## DIRECTIONS
Each line containing the word "value" needs to be copied.

Start of RECORDED INFORMATION

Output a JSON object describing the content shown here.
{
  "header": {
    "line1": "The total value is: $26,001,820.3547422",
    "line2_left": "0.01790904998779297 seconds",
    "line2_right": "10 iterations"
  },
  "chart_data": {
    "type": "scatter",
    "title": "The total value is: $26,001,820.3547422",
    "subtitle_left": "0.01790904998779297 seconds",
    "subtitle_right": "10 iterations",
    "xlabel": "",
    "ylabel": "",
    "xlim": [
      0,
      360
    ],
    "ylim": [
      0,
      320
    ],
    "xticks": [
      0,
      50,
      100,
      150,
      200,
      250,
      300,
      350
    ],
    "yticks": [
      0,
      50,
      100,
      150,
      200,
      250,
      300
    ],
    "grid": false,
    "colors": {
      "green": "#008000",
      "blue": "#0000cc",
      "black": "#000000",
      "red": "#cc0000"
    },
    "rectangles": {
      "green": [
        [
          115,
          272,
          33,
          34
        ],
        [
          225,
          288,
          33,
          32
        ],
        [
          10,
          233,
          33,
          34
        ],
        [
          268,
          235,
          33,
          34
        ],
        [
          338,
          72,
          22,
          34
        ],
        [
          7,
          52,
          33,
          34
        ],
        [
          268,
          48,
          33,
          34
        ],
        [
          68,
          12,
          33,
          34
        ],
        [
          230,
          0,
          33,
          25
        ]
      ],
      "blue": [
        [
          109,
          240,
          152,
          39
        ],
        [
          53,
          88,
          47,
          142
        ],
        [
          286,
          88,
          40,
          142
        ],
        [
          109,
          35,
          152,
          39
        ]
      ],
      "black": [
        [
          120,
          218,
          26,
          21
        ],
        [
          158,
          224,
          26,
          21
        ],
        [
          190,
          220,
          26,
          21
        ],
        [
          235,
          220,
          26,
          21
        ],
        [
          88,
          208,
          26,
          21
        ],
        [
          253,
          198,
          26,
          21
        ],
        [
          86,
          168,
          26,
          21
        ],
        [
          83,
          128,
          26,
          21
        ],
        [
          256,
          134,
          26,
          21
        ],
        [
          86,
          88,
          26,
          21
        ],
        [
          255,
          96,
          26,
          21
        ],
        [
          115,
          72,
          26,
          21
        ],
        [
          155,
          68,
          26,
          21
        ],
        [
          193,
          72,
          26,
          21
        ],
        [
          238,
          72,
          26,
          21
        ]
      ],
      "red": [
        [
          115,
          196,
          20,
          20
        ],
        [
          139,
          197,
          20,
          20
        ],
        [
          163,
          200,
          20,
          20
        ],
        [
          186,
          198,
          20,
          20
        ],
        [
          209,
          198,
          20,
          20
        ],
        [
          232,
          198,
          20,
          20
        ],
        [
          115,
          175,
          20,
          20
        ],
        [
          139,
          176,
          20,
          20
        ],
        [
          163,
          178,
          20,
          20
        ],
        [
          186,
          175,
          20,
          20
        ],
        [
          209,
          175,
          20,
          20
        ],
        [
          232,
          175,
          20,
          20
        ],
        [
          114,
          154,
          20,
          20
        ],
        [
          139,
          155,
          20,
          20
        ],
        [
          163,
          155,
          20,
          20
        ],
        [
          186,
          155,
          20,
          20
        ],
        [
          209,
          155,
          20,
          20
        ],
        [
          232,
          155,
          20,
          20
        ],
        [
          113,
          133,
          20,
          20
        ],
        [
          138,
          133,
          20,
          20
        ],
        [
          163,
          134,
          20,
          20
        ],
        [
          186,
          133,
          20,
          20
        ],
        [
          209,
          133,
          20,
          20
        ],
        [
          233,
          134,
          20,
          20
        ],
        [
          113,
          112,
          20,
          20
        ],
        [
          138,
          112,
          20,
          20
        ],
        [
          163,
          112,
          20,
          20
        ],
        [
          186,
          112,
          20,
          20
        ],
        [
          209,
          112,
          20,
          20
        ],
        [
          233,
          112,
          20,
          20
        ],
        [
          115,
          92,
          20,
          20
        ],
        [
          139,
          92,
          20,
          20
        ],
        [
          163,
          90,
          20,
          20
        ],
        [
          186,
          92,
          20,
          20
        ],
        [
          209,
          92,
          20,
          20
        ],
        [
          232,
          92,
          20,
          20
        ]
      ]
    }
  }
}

End of RECORDED INFORMATION

## OUTPUT FOR THIS EXERCISE
    "line1": "The total value is: $26,001,820.3547422",
    "title": "The total value is: $26,001,820.3547422",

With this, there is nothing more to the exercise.